Please pull out, word for word, the stretch of the records below from the line containing "pages-pane: + Add" through the line containing "insert-misc-2[interactable] <box>309 84", keeping both of those lines.

+ + + + + + +

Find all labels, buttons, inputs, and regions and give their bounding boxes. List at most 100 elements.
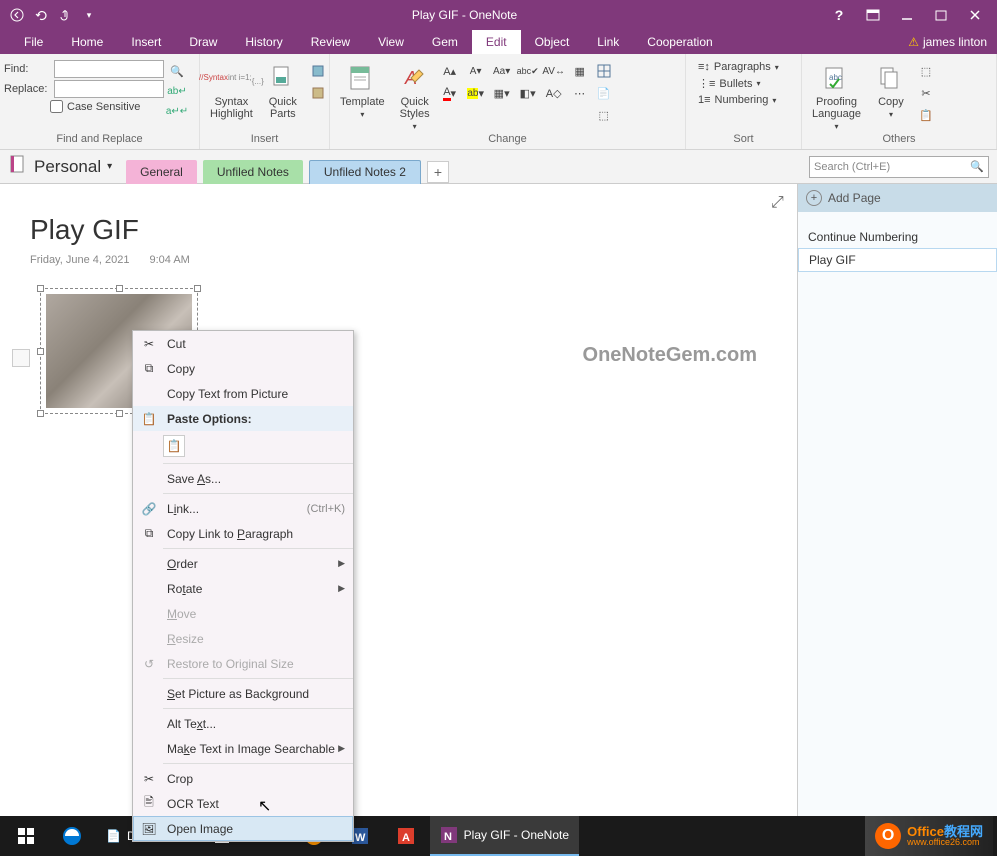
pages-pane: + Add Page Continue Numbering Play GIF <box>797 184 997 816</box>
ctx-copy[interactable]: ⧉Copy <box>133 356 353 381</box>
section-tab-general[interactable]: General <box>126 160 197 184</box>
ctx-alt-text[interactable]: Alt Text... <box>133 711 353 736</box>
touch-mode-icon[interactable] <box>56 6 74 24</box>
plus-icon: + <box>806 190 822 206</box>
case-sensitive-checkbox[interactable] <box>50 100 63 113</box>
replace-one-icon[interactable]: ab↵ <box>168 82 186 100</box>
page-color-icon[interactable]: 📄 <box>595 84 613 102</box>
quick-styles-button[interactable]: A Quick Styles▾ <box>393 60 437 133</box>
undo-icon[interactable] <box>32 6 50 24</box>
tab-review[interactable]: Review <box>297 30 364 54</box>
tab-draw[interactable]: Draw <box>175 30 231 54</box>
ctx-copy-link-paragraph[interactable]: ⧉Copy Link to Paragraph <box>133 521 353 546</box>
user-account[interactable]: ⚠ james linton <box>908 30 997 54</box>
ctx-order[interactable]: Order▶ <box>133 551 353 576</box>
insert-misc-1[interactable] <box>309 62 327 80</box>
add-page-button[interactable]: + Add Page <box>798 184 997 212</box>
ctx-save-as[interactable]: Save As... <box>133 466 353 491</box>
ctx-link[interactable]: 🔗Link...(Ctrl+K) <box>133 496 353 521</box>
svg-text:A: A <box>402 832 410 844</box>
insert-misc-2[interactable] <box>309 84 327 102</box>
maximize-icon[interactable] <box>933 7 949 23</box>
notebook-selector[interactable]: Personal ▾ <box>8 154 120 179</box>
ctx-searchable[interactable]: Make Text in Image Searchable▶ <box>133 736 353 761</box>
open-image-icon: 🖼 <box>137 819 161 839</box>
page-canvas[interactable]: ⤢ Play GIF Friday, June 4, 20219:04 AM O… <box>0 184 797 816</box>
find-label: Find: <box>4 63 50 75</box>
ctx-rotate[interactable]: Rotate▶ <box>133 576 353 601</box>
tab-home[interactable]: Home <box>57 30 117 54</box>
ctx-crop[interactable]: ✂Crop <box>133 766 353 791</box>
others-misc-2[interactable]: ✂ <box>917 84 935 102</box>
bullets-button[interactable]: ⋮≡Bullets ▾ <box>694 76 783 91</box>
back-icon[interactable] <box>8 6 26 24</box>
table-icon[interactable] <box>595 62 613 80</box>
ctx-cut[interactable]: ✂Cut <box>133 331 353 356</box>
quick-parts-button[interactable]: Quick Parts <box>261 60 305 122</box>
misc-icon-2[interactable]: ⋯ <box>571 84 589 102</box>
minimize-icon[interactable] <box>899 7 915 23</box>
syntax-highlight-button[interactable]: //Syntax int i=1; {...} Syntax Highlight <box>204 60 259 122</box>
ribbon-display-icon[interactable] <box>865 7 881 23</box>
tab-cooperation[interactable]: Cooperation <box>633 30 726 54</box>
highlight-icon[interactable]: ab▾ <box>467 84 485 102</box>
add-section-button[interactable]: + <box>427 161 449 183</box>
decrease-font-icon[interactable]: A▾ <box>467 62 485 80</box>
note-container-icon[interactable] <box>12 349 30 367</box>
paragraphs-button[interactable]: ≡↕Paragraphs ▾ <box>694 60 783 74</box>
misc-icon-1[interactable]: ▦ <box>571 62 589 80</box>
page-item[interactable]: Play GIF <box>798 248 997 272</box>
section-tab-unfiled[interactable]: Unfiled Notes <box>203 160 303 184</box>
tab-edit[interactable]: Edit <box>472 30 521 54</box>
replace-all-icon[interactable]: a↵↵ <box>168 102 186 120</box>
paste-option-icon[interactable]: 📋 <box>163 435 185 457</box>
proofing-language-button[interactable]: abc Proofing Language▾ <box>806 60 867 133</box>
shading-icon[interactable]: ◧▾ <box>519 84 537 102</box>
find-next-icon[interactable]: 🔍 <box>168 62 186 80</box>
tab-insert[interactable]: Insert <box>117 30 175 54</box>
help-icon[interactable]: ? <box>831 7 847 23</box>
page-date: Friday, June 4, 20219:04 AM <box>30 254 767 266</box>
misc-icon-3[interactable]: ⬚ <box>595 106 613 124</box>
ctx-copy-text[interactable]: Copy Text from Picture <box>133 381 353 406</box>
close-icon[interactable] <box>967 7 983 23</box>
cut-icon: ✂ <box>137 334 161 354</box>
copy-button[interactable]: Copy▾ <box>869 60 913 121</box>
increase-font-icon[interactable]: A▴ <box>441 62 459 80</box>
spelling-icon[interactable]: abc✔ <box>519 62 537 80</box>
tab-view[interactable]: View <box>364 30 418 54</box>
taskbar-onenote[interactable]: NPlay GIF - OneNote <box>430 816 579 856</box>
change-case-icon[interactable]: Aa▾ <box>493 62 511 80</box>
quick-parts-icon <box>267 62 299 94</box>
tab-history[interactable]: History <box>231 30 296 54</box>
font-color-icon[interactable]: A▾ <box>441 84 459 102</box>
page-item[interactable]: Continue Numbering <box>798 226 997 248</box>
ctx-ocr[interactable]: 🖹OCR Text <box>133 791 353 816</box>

+ + + + + + +

Answer to the task:
pages-pane: + Add Page Continue Numbering Play GIF <box>797 184 997 816</box>
ctx-copy[interactable]: ⧉Copy <box>133 356 353 381</box>
section-tab-general[interactable]: General <box>126 160 197 184</box>
ctx-alt-text[interactable]: Alt Text... <box>133 711 353 736</box>
touch-mode-icon[interactable] <box>56 6 74 24</box>
plus-icon: + <box>806 190 822 206</box>
case-sensitive-checkbox[interactable] <box>50 100 63 113</box>
replace-one-icon[interactable]: ab↵ <box>168 82 186 100</box>
page-color-icon[interactable]: 📄 <box>595 84 613 102</box>
quick-styles-button[interactable]: A Quick Styles▾ <box>393 60 437 133</box>
undo-icon[interactable] <box>32 6 50 24</box>
tab-review[interactable]: Review <box>297 30 364 54</box>
tab-draw[interactable]: Draw <box>175 30 231 54</box>
ctx-copy-link-paragraph[interactable]: ⧉Copy Link to Paragraph <box>133 521 353 546</box>
user-account[interactable]: ⚠ james linton <box>908 30 997 54</box>
ctx-order[interactable]: Order▶ <box>133 551 353 576</box>
insert-misc-1[interactable] <box>309 62 327 80</box>
add-page-button[interactable]: + Add Page <box>798 184 997 212</box>
ctx-save-as[interactable]: Save As... <box>133 466 353 491</box>
ctx-link[interactable]: 🔗Link...(Ctrl+K) <box>133 496 353 521</box>
svg-text:A: A <box>402 832 410 844</box>
insert-misc-2[interactable] <box>309 84 327 102</box>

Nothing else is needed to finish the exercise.